WHAT YOU SHOULD DO: Each entry below should be reproduced character for character.

(Figure collection entries)
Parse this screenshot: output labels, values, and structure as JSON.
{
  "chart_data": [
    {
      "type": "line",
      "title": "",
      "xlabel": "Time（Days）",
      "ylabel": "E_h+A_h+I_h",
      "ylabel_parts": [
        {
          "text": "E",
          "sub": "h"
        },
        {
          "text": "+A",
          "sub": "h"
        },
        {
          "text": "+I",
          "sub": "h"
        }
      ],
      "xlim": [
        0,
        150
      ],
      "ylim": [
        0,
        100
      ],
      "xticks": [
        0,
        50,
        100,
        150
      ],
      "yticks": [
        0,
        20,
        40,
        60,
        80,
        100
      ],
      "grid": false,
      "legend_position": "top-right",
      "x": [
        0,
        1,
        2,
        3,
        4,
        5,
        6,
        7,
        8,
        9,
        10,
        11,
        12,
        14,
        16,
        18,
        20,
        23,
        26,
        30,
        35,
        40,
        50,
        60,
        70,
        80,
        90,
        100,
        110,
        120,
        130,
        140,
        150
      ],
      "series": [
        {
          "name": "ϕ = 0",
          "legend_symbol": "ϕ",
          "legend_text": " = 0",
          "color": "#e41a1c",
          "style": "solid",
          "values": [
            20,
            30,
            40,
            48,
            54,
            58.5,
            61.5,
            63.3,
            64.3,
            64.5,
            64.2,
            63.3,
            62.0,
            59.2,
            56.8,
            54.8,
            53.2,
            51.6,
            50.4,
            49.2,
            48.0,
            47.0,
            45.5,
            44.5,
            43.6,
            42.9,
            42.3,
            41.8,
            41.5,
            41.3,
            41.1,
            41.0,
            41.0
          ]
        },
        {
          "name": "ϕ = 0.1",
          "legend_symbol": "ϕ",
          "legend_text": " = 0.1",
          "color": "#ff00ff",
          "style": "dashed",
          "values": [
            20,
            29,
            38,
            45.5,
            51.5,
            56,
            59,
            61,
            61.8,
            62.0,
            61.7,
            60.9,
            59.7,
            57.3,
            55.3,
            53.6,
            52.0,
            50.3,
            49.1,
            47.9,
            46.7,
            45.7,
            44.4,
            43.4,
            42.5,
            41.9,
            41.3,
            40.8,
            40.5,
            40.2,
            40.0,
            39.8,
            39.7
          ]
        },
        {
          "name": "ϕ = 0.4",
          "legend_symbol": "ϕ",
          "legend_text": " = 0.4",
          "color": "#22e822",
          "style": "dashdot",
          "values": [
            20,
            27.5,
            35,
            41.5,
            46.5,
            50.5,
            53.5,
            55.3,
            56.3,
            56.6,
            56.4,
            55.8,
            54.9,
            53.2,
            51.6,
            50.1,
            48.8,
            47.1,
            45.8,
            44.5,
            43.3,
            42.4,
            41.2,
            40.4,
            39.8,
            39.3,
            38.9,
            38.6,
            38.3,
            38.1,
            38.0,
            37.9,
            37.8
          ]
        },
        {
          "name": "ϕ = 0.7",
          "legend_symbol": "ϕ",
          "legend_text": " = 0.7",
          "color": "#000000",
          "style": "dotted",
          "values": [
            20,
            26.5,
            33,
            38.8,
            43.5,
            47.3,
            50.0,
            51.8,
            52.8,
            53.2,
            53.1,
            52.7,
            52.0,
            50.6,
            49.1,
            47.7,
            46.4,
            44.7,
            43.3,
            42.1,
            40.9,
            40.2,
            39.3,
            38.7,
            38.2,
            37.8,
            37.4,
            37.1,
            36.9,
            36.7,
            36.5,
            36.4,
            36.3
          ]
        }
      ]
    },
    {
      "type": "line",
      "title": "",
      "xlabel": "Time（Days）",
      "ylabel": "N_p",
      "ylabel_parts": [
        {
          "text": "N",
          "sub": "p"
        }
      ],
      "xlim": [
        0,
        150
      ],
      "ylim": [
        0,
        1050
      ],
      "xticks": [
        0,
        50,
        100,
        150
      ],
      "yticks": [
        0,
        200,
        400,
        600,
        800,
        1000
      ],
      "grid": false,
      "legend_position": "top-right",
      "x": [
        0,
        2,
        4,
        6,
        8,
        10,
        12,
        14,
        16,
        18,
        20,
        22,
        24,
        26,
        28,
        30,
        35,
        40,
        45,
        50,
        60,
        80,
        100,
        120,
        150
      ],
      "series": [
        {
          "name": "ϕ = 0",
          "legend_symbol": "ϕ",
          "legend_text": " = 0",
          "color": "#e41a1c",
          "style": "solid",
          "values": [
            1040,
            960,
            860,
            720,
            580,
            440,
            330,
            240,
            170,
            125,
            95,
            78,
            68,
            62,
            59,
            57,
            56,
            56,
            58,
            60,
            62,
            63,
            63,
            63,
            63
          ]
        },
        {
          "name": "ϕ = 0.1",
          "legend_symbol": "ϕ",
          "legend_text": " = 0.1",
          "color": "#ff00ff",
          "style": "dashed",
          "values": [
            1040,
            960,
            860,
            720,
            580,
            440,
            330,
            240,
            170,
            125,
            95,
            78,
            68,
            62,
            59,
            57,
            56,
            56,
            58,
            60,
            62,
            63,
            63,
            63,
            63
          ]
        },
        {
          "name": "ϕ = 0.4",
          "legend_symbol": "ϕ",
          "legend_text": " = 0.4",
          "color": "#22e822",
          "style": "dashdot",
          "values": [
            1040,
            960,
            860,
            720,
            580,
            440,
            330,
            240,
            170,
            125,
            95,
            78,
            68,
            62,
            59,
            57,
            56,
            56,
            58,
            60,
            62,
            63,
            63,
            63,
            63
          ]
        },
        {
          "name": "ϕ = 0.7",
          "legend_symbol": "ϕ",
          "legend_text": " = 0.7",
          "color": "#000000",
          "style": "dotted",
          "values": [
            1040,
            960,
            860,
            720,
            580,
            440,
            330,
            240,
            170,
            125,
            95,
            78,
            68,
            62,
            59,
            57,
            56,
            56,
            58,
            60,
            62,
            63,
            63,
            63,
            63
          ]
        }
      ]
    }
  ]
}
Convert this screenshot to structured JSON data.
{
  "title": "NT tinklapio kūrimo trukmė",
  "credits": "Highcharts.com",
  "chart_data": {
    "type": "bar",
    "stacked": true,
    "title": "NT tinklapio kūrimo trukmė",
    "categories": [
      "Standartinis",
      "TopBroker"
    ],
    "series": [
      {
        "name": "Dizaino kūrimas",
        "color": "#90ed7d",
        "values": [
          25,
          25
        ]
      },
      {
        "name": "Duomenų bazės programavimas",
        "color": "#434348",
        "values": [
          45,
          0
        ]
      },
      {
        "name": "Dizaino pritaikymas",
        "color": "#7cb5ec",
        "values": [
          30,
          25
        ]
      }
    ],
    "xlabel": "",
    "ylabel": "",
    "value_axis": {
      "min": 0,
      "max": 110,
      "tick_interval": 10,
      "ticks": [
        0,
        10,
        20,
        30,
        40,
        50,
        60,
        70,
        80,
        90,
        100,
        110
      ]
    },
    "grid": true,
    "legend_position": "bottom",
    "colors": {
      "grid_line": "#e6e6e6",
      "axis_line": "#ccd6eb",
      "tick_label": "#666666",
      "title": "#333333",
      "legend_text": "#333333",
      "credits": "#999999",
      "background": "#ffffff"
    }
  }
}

WRITTEN ANSWER:
Parse this screenshot: output labels, values, and structure as JSON.
{
  "chart_data": [
    {
      "type": "line",
      "title": "",
      "xlabel": "Time（Days）",
      "ylabel": "E_h+A_h+I_h",
      "ylabel_parts": [
        {
          "text": "E",
          "sub": "h"
        },
        {
          "text": "+A",
          "sub": "h"
        },
        {
          "text": "+I",
          "sub": "h"
        }
      ],
      "xlim": [
        0,
        150
      ],
      "ylim": [
        0,
        100
      ],
      "xticks": [
        0,
        50,
        100,
        150
      ],
      "yticks": [
        0,
        20,
        40,
        60,
        80,
        100
      ],
      "grid": false,
      "legend_position": "top-right",
      "x": [
        0,
        1,
        2,
        3,
        4,
        5,
        6,
        7,
        8,
        9,
        10,
        11,
        12,
        14,
        16,
        18,
        20,
        23,
        26,
        30,
        35,
        40,
        50,
        60,
        70,
        80,
        90,
        100,
        110,
        120,
        130,
        140,
        150
      ],
      "series": [
        {
          "name": "ϕ = 0",
          "legend_symbol": "ϕ",
          "legend_text": " = 0",
          "color": "#e41a1c",
          "style": "solid",
          "values": [
            20,
            30,
            40,
            48,
            54,
            58.5,
            61.5,
            63.3,
            64.3,
            64.5,
            64.2,
            63.3,
            62.0,
            59.2,
            56.8,
            54.8,
            53.2,
            51.6,
            50.4,
            49.2,
            48.0,
            47.0,
            45.5,
            44.5,
            43.6,
            42.9,
            42.3,
            41.8,
            41.5,
            41.3,
            41.1,
            41.0,
            41.0
          ]
        },
        {
          "name": "ϕ = 0.1",
          "legend_symbol": "ϕ",
          "legend_text": " = 0.1",
          "color": "#ff00ff",
          "style": "dashed",
          "values": [
            20,
            29,
            38,
            45.5,
            51.5,
            56,
            59,
            61,
            61.8,
            62.0,
            61.7,
            60.9,
            59.7,
            57.3,
            55.3,
            53.6,
            52.0,
            50.3,
            49.1,
            47.9,
            46.7,
            45.7,
            44.4,
            43.4,
            42.5,
            41.9,
            41.3,
            40.8,
            40.5,
            40.2,
            40.0,
            39.8,
            39.7
          ]
        },
        {
          "name": "ϕ = 0.4",
          "legend_symbol": "ϕ",
          "legend_text": " = 0.4",
          "color": "#22e822",
          "style": "dashdot",
          "values": [
            20,
            27.5,
            35,
            41.5,
            46.5,
            50.5,
            53.5,
            55.3,
            56.3,
            56.6,
            56.4,
            55.8,
            54.9,
            53.2,
            51.6,
            50.1,
            48.8,
            47.1,
            45.8,
            44.5,
            43.3,
            42.4,
            41.2,
            40.4,
            39.8,
            39.3,
            38.9,
            38.6,
            38.3,
            38.1,
            38.0,
            37.9,
            37.8
          ]
        },
        {
          "name": "ϕ = 0.7",
          "legend_symbol": "ϕ",
          "legend_text": " = 0.7",
          "color": "#000000",
          "style": "dotted",
          "values": [
            20,
            26.5,
            33,
            38.8,
            43.5,
            47.3,
            50.0,
            51.8,
            52.8,
            53.2,
            53.1,
            52.7,
            52.0,
            50.6,
            49.1,
            47.7,
            46.4,
            44.7,
            43.3,
            42.1,
            40.9,
            40.2,
            39.3,
            38.7,
            38.2,
            37.8,
            37.4,
            37.1,
            36.9,
            36.7,
            36.5,
            36.4,
            36.3
          ]
        }
      ]
    },
    {
      "type": "line",
      "title": "",
      "xlabel": "Time（Days）",
      "ylabel": "N_p",
      "ylabel_parts": [
        {
          "text": "N",
          "sub": "p"
        }
      ],
      "xlim": [
        0,
        150
      ],
      "ylim": [
        0,
        1050
      ],
      "xticks": [
        0,
        50,
        100,
        150
      ],
      "yticks": [
        0,
        200,
        400,
        600,
        800,
        1000
      ],
      "grid": false,
      "legend_position": "top-right",
      "x": [
        0,
        2,
        4,
        6,
        8,
        10,
        12,
        14,
        16,
        18,
        20,
        22,
        24,
        26,
        28,
        30,
        35,
        40,
        45,
        50,
        60,
        80,
        100,
        120,
        150
      ],
      "series": [
        {
          "name": "ϕ = 0",
          "legend_symbol": "ϕ",
          "legend_text": " = 0",
          "color": "#e41a1c",
          "style": "solid",
          "values": [
            1040,
            960,
            860,
            720,
            580,
            440,
            330,
            240,
            170,
            125,
            95,
            78,
            68,
            62,
            59,
            57,
            56,
            56,
            58,
            60,
            62,
            63,
            63,
            63,
            63
          ]
        },
        {
          "name": "ϕ = 0.1",
          "legend_symbol": "ϕ",
          "legend_text": " = 0.1",
          "color": "#ff00ff",
          "style": "dashed",
          "values": [
            1040,
            960,
            860,
            720,
            580,
            440,
            330,
            240,
            170,
            125,
            95,
            78,
            68,
            62,
            59,
            57,
            56,
            56,
            58,
            60,
            62,
            63,
            63,
            63,
            63
          ]
        },
        {
          "name": "ϕ = 0.4",
          "legend_symbol": "ϕ",
          "legend_text": " = 0.4",
          "color": "#22e822",
          "style": "dashdot",
          "values": [
            1040,
            960,
            860,
            720,
            580,
            440,
            330,
            240,
            170,
            125,
            95,
            78,
            68,
            62,
            59,
            57,
            56,
            56,
            58,
            60,
            62,
            63,
            63,
            63,
            63
          ]
        },
        {
          "name": "ϕ = 0.7",
          "legend_symbol": "ϕ",
          "legend_text": " = 0.7",
          "color": "#000000",
          "style": "dotted",
          "values": [
            1040,
            960,
            860,
            720,
            580,
            440,
            330,
            240,
            170,
            125,
            95,
            78,
            68,
            62,
            59,
            57,
            56,
            56,
            58,
            60,
            62,
            63,
            63,
            63,
            63
          ]
        }
      ]
    }
  ]
}
Convert this screenshot to structured JSON data.
{
  "title": "NT tinklapio kūrimo trukmė",
  "credits": "Highcharts.com",
  "chart_data": {
    "type": "bar",
    "stacked": true,
    "title": "NT tinklapio kūrimo trukmė",
    "categories": [
      "Standartinis",
      "TopBroker"
    ],
    "series": [
      {
        "name": "Dizaino kūrimas",
        "color": "#90ed7d",
        "values": [
          25,
          25
        ]
      },
      {
        "name": "Duomenų bazės programavimas",
        "color": "#434348",
        "values": [
          45,
          0
        ]
      },
      {
        "name": "Dizaino pritaikymas",
        "color": "#7cb5ec",
        "values": [
          30,
          25
        ]
      }
    ],
    "xlabel": "",
    "ylabel": "",
    "value_axis": {
      "min": 0,
      "max": 110,
      "tick_interval": 10,
      "ticks": [
        0,
        10,
        20,
        30,
        40,
        50,
        60,
        70,
        80,
        90,
        100,
        110
      ]
    },
    "grid": true,
    "legend_position": "bottom",
    "colors": {
      "grid_line": "#e6e6e6",
      "axis_line": "#ccd6eb",
      "tick_label": "#666666",
      "title": "#333333",
      "legend_text": "#333333",
      "credits": "#999999",
      "background": "#ffffff"
    }
  }
}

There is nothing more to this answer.